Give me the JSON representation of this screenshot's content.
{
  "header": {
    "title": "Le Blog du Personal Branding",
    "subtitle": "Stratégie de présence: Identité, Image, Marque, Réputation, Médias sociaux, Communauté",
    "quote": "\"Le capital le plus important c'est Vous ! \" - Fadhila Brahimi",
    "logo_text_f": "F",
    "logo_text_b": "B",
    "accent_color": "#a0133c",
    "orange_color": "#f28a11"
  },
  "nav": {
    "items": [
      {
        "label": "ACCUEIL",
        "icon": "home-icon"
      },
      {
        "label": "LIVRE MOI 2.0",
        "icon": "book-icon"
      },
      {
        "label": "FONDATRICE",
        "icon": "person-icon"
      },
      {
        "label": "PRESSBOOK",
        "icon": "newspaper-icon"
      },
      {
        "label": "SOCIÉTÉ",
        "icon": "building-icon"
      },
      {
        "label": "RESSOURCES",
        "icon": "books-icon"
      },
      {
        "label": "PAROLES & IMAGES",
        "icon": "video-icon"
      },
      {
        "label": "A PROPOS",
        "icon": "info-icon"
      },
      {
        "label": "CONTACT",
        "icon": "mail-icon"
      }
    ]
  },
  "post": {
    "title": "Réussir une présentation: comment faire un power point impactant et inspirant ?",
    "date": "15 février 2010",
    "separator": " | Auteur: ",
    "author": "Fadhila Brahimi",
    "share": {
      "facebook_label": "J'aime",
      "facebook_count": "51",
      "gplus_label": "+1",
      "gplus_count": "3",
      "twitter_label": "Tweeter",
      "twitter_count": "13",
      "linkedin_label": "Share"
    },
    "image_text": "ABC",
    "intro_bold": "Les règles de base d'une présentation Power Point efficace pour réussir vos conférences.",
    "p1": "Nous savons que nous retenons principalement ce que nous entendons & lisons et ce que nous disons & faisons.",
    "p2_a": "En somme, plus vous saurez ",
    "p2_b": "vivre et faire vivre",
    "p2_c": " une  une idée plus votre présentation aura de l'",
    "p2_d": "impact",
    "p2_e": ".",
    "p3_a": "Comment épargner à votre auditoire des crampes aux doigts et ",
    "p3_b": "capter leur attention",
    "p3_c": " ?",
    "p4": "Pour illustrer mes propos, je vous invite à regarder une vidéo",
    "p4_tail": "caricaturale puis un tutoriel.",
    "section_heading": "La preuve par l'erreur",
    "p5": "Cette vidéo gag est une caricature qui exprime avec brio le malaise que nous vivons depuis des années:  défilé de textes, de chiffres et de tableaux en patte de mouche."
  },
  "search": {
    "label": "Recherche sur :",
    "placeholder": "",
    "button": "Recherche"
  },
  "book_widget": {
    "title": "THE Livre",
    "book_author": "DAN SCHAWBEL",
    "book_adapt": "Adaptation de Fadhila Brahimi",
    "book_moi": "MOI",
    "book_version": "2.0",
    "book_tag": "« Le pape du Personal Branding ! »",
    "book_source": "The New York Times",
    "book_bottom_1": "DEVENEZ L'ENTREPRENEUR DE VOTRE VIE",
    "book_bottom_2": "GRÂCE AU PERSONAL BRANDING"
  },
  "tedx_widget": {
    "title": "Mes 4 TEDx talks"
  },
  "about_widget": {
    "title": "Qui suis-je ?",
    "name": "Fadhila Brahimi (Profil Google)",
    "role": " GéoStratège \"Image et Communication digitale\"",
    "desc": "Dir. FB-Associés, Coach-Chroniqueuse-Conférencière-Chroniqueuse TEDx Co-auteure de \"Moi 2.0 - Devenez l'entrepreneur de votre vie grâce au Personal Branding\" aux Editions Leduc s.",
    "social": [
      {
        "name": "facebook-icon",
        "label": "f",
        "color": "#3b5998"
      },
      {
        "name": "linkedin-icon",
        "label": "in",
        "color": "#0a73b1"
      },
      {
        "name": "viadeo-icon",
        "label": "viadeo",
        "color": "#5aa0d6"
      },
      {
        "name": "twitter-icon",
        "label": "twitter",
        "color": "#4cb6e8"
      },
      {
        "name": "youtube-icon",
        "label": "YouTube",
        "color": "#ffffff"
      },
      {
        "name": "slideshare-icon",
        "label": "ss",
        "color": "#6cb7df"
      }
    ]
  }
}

────

What is being asked — Where a line above includes "Recherche", copy that line.

Completed task —
    "label": "Recherche sur :",
    "button": "Recherche"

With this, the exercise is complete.